SUPPLIED MATERIAL ::
********************

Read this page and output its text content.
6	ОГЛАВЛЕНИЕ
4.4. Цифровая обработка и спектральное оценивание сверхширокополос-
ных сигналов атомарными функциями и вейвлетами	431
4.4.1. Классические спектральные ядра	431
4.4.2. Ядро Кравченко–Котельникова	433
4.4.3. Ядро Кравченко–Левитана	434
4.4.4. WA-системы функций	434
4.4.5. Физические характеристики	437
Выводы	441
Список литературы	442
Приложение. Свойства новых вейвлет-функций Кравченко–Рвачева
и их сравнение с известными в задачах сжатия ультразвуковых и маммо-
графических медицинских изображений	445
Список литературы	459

********************

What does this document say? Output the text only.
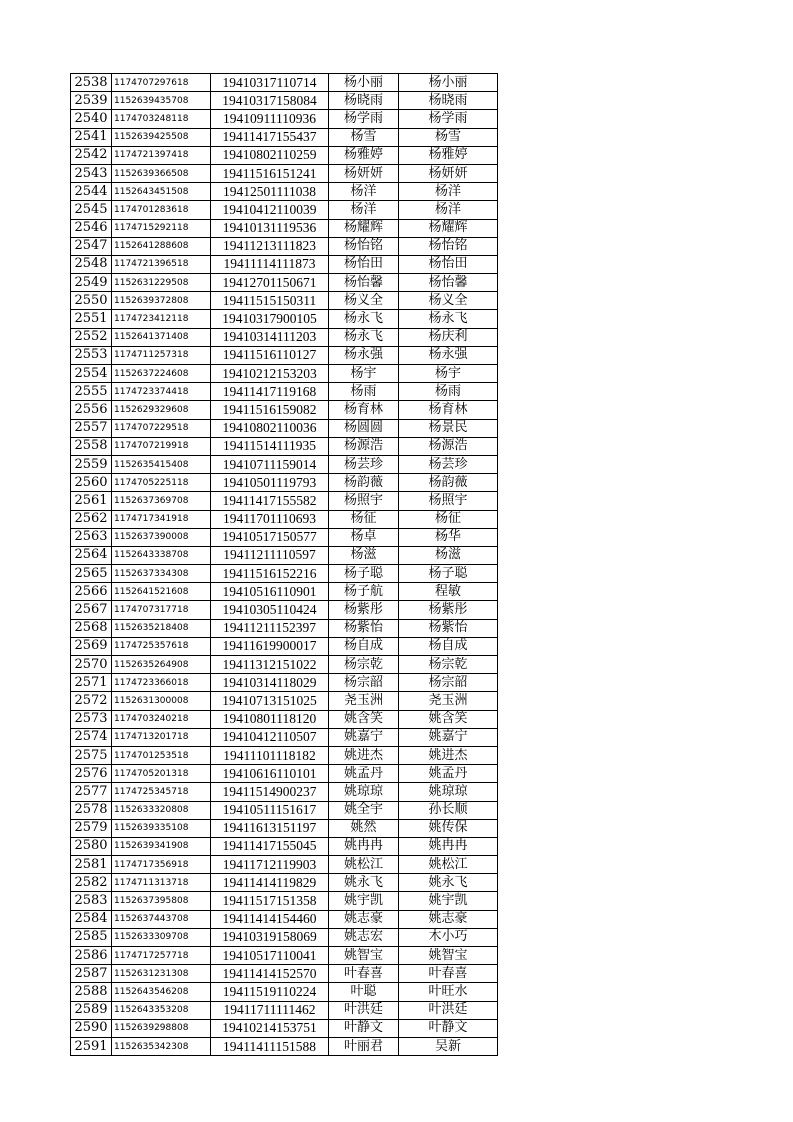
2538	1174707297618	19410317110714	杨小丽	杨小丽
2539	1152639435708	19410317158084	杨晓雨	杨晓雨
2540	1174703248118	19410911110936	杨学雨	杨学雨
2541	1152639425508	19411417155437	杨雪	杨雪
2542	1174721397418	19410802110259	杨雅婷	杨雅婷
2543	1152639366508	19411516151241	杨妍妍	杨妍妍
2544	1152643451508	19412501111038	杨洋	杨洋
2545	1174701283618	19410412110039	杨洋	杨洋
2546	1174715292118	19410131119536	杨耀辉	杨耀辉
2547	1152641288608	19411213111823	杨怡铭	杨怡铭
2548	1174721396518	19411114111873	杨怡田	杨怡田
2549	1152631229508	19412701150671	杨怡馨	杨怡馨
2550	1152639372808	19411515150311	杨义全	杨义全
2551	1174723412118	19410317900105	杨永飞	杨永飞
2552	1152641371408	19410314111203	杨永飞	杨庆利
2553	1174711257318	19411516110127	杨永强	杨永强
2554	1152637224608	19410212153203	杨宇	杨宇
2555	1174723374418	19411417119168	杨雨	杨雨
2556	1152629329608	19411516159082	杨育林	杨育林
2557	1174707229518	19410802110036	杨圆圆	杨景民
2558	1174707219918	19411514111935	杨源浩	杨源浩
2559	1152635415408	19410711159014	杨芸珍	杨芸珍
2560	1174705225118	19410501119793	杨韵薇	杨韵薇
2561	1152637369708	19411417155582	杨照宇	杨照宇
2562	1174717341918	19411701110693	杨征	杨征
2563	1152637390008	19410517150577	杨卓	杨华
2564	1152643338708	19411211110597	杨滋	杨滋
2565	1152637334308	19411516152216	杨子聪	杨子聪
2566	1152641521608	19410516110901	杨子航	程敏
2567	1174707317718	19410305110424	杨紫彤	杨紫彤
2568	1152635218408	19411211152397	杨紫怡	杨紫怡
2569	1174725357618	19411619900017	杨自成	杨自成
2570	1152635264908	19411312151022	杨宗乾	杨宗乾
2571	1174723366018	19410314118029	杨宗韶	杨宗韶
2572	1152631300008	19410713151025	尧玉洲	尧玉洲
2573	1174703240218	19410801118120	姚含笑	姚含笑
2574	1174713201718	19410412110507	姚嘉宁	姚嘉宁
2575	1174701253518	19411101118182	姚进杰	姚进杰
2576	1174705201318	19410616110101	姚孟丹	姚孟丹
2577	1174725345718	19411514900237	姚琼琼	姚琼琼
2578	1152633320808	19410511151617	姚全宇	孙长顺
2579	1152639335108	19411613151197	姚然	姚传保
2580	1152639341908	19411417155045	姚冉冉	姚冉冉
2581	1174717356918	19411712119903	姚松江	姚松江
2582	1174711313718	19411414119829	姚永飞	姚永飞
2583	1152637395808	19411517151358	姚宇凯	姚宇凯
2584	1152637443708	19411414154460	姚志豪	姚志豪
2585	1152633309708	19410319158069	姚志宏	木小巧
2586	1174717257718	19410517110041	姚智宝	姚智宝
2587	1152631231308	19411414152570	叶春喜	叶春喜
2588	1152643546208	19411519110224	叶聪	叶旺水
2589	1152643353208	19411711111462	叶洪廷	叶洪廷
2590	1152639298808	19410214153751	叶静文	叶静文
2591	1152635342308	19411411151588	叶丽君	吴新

********************

EXERCISE :: Of all the lines in the entries, how many contain the word "this"? Give only the number.

ANSWER TO THE EXERCISE :: 2